(Stored items)
----------------
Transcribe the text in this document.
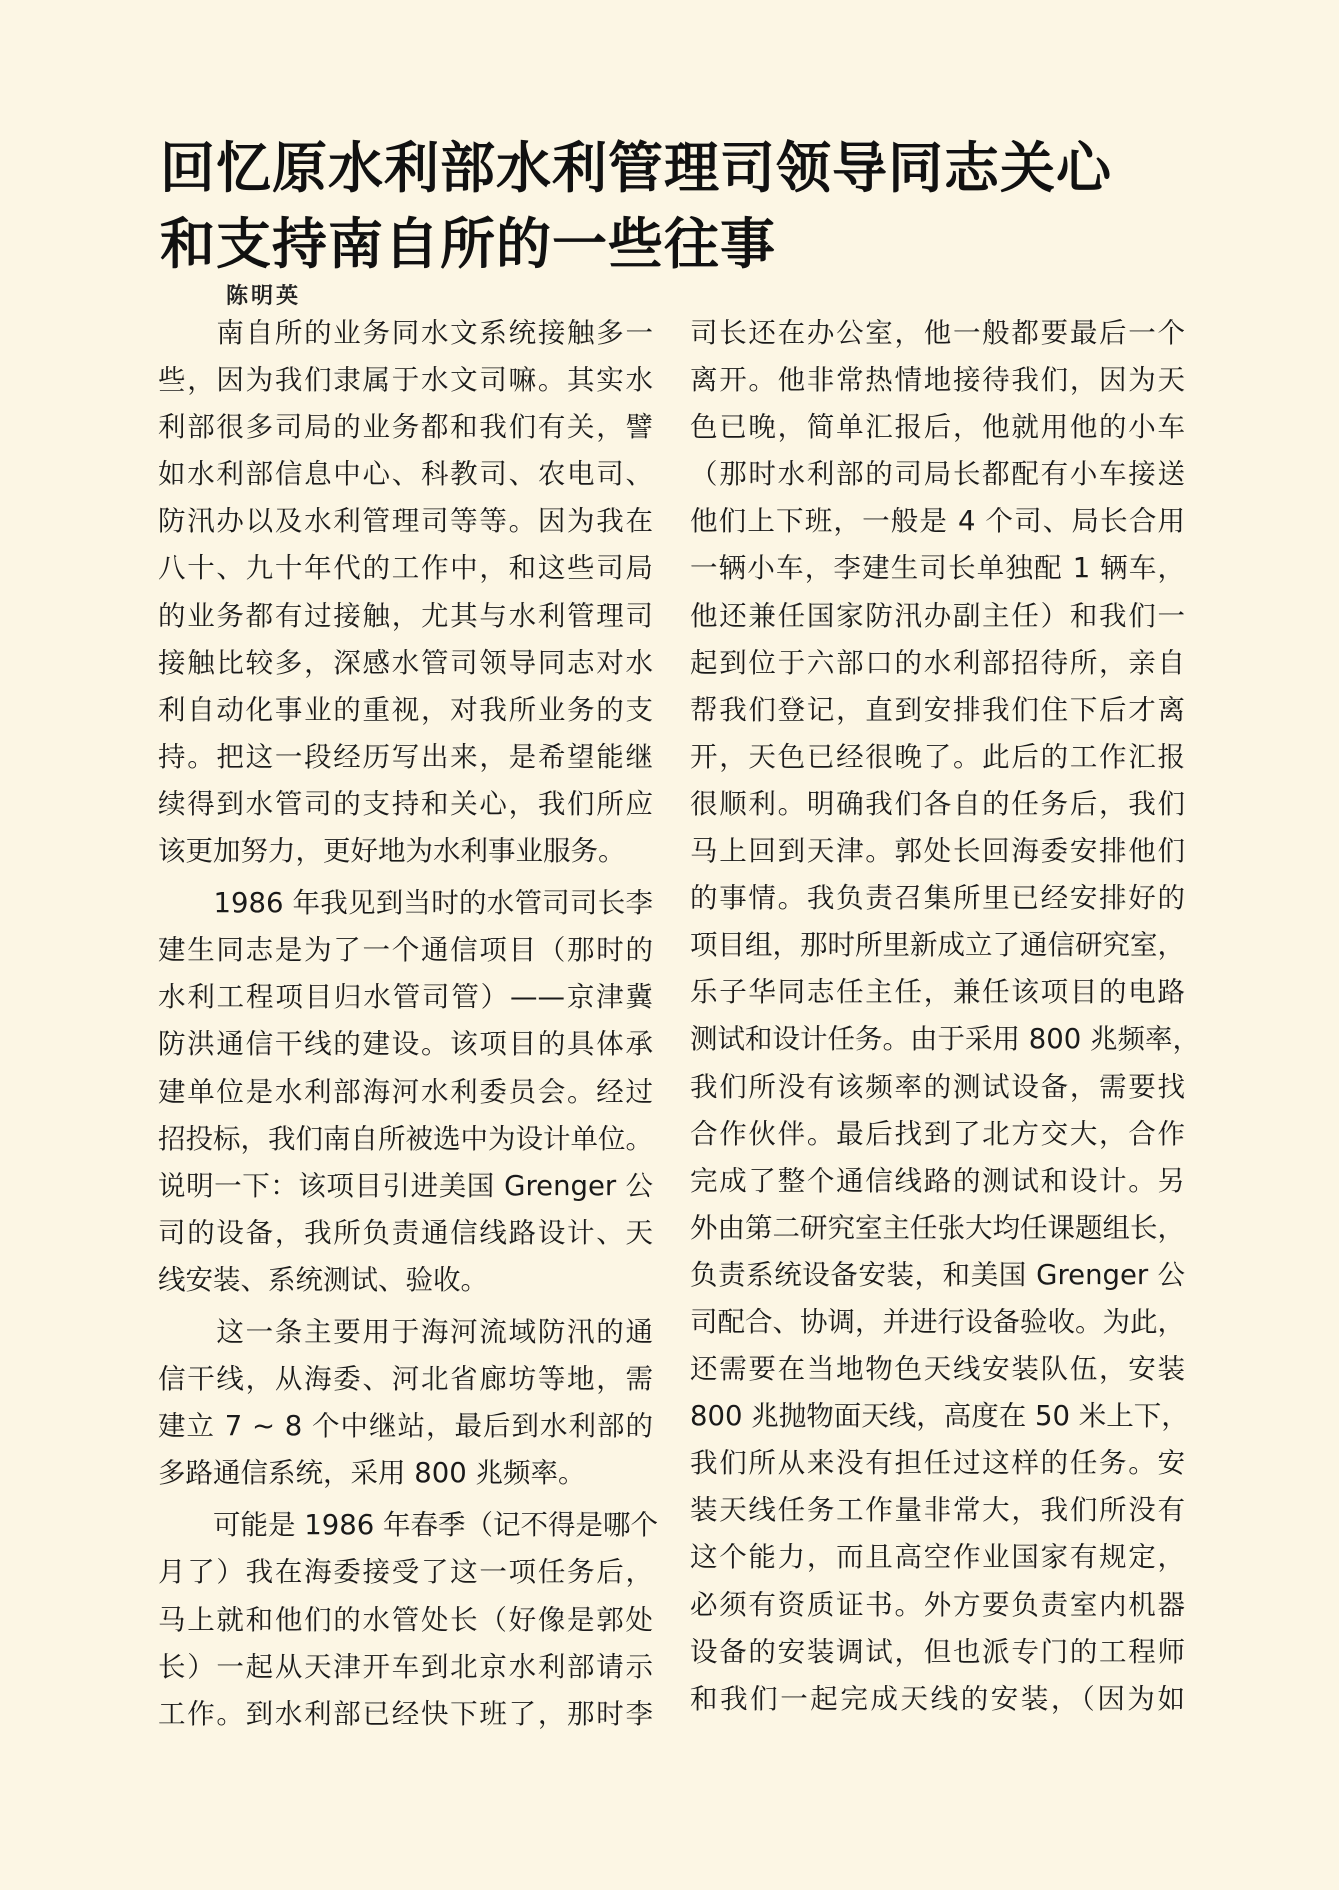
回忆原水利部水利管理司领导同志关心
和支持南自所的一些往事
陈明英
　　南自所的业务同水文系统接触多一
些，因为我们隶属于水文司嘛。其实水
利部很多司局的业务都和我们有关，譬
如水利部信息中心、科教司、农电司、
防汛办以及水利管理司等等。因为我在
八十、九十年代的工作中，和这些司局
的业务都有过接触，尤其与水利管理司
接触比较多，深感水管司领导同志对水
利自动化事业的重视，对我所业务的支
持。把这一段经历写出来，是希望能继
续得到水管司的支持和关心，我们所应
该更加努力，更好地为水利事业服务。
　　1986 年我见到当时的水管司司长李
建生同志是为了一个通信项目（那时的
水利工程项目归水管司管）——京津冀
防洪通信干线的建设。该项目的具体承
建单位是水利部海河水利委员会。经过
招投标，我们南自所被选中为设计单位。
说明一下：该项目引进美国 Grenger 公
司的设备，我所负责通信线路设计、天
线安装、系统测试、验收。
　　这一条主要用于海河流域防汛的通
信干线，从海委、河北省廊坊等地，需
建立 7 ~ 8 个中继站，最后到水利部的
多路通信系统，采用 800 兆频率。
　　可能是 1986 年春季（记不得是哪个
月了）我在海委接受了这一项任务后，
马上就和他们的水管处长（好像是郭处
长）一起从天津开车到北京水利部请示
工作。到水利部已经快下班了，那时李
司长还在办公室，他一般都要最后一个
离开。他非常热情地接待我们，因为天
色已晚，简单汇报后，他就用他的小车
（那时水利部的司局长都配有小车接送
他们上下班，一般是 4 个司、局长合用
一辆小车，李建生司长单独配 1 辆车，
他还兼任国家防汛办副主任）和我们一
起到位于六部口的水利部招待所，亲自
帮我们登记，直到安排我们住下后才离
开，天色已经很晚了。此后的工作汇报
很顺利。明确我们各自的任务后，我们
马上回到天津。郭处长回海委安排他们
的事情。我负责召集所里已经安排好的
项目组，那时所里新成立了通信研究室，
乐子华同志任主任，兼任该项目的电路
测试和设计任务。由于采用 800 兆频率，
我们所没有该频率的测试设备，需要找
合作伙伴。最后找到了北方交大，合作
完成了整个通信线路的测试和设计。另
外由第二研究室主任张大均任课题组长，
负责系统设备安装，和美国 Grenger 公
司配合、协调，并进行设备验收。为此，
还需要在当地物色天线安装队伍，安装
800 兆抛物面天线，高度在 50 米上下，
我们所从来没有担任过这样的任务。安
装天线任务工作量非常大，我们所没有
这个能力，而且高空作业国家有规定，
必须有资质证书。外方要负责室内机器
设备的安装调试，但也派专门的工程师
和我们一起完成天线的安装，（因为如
----------------
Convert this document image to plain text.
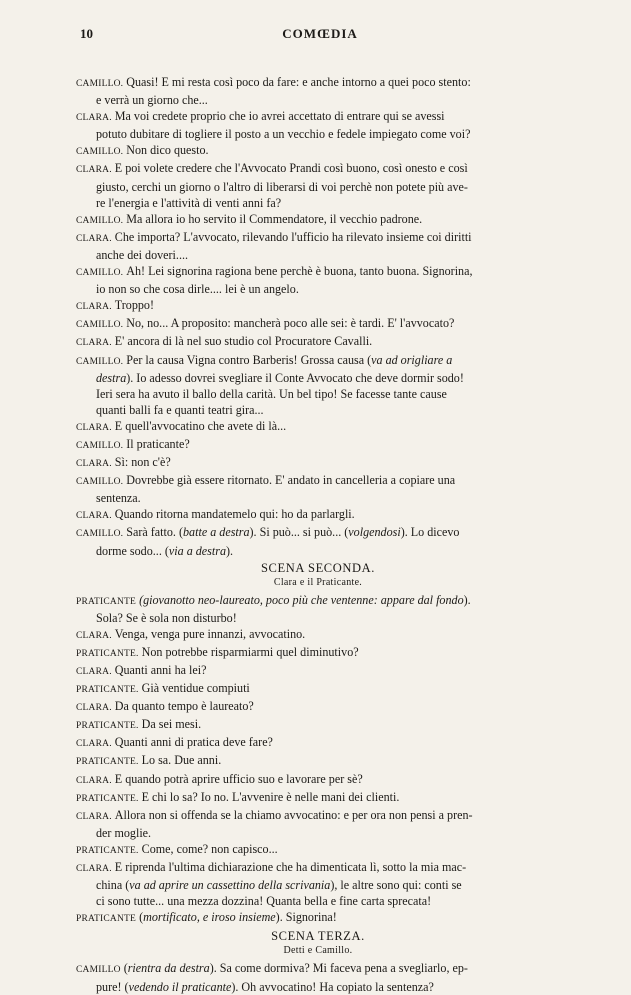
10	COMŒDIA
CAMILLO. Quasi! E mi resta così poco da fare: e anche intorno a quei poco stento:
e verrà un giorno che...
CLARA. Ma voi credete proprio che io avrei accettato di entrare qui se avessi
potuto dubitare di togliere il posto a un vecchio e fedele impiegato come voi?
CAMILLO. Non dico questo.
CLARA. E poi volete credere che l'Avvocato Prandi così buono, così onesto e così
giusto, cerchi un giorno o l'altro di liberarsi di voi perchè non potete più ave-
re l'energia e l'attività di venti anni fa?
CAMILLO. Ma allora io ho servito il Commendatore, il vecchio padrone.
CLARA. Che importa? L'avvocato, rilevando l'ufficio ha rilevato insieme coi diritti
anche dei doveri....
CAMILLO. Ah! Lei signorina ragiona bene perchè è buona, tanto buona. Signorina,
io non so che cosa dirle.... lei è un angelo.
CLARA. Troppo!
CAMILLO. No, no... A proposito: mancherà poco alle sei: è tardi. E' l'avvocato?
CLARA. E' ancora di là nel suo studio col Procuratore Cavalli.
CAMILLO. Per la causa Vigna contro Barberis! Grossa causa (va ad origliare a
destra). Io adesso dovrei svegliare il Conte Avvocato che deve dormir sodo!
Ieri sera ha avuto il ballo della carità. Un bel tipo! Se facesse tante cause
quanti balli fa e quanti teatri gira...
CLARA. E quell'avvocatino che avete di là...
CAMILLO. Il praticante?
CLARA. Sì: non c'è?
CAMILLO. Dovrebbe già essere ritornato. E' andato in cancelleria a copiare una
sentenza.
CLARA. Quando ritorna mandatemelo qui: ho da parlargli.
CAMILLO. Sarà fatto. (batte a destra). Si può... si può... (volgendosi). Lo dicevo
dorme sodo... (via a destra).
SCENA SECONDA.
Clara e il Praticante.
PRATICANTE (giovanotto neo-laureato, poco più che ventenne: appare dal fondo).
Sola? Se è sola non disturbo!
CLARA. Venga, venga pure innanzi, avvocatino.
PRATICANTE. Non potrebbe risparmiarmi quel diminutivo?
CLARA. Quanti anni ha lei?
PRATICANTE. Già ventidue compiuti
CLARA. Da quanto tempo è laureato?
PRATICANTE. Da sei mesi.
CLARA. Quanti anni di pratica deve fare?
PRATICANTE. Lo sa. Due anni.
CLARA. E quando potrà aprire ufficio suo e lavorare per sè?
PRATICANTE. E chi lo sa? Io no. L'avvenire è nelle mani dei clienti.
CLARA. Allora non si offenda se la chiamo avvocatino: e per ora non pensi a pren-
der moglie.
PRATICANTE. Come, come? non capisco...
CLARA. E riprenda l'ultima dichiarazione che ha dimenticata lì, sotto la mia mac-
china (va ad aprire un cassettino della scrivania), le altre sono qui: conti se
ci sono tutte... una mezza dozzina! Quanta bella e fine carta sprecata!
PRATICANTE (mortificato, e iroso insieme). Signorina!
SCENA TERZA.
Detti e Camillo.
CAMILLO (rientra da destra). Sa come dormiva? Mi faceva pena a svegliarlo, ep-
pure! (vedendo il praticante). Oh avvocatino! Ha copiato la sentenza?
----------------
§ Task brief: In the entries above, locate every line with the word "destra" and copy it.

§ Exercise response:
destra). Io adesso dovrei svegliare il Conte Avvocato che deve dormir sodo!
CAMILLO. Sarà fatto. (batte a destra). Si può... si può... (volgendosi). Lo dicevo
dorme sodo... (via a destra).
CAMILLO (rientra da destra). Sa come dormiva? Mi faceva pena a svegliarlo, ep-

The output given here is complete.